> [SHORT PROBLEM] Print the entries below word for word; the pictures stay out of your copy.

+ + + + + + +

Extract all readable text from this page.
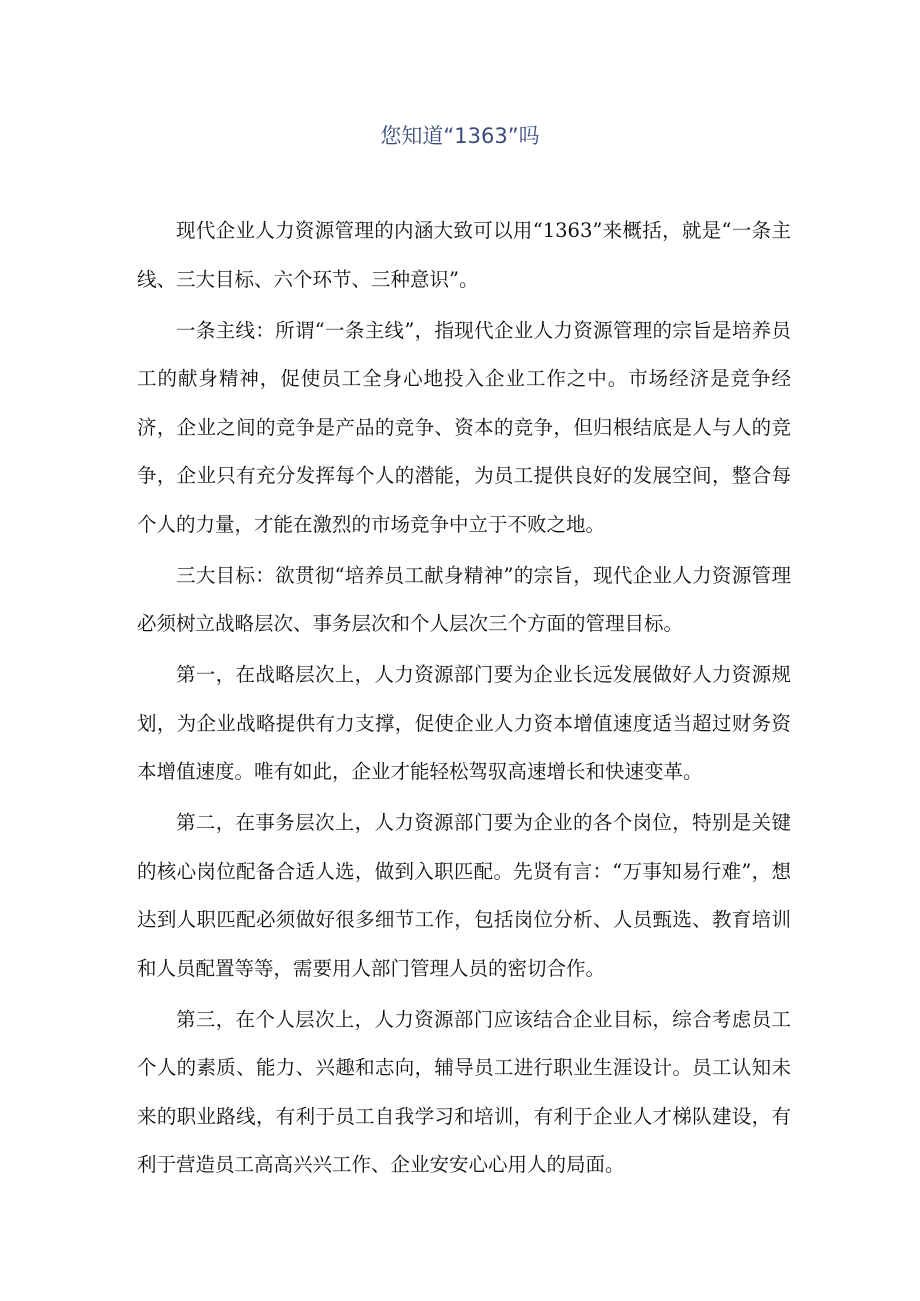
您知道“1363”吗

现代企业人力资源管理的内涵大致可以用“1363”来概括，就是“一条主线、三大目标、六个环节、三种意识”。

一条主线：所谓“一条主线”，指现代企业人力资源管理的宗旨是培养员工的献身精神，促使员工全身心地投入企业工作之中。市场经济是竞争经济，企业之间的竞争是产品的竞争、资本的竞争，但归根结底是人与人的竞争，企业只有充分发挥每个人的潜能，为员工提供良好的发展空间，整合每个人的力量，才能在激烈的市场竞争中立于不败之地。

三大目标：欲贯彻“培养员工献身精神”的宗旨，现代企业人力资源管理必须树立战略层次、事务层次和个人层次三个方面的管理目标。

第一，在战略层次上，人力资源部门要为企业长远发展做好人力资源规划，为企业战略提供有力支撑，促使企业人力资本增值速度适当超过财务资本增值速度。唯有如此，企业才能轻松驾驭高速增长和快速变革。

第二，在事务层次上，人力资源部门要为企业的各个岗位，特别是关键的核心岗位配备合适人选，做到入职匹配。先贤有言：“万事知易行难”，想达到人职匹配必须做好很多细节工作，包括岗位分析、人员甄选、教育培训和人员配置等等，需要用人部门管理人员的密切合作。

第三，在个人层次上，人力资源部门应该结合企业目标，综合考虑员工个人的素质、能力、兴趣和志向，辅导员工进行职业生涯设计。员工认知未来的职业路线，有利于员工自我学习和培训，有利于企业人才梯队建设，有利于营造员工高高兴兴工作、企业安安心心用人的局面。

+ + + + + + +

> [PROBLEM SOLUTION]
Extract all readable text from this page.
您知道“1363”吗

现代企业人力资源管理的内涵大致可以用“1363”来概括，就是“一条主线、三大目标、六个环节、三种意识”。

一条主线：所谓“一条主线”，指现代企业人力资源管理的宗旨是培养员工的献身精神，促使员工全身心地投入企业工作之中。市场经济是竞争经济，企业之间的竞争是产品的竞争、资本的竞争，但归根结底是人与人的竞争，企业只有充分发挥每个人的潜能，为员工提供良好的发展空间，整合每个人的力量，才能在激烈的市场竞争中立于不败之地。

三大目标：欲贯彻“培养员工献身精神”的宗旨，现代企业人力资源管理必须树立战略层次、事务层次和个人层次三个方面的管理目标。

第一，在战略层次上，人力资源部门要为企业长远发展做好人力资源规划，为企业战略提供有力支撑，促使企业人力资本增值速度适当超过财务资本增值速度。唯有如此，企业才能轻松驾驭高速增长和快速变革。

第二，在事务层次上，人力资源部门要为企业的各个岗位，特别是关键的核心岗位配备合适人选，做到入职匹配。先贤有言：“万事知易行难”，想达到人职匹配必须做好很多细节工作，包括岗位分析、人员甄选、教育培训和人员配置等等，需要用人部门管理人员的密切合作。

第三，在个人层次上，人力资源部门应该结合企业目标，综合考虑员工个人的素质、能力、兴趣和志向，辅导员工进行职业生涯设计。员工认知未来的职业路线，有利于员工自我学习和培训，有利于企业人才梯队建设，有利于营造员工高高兴兴工作、企业安安心心用人的局面。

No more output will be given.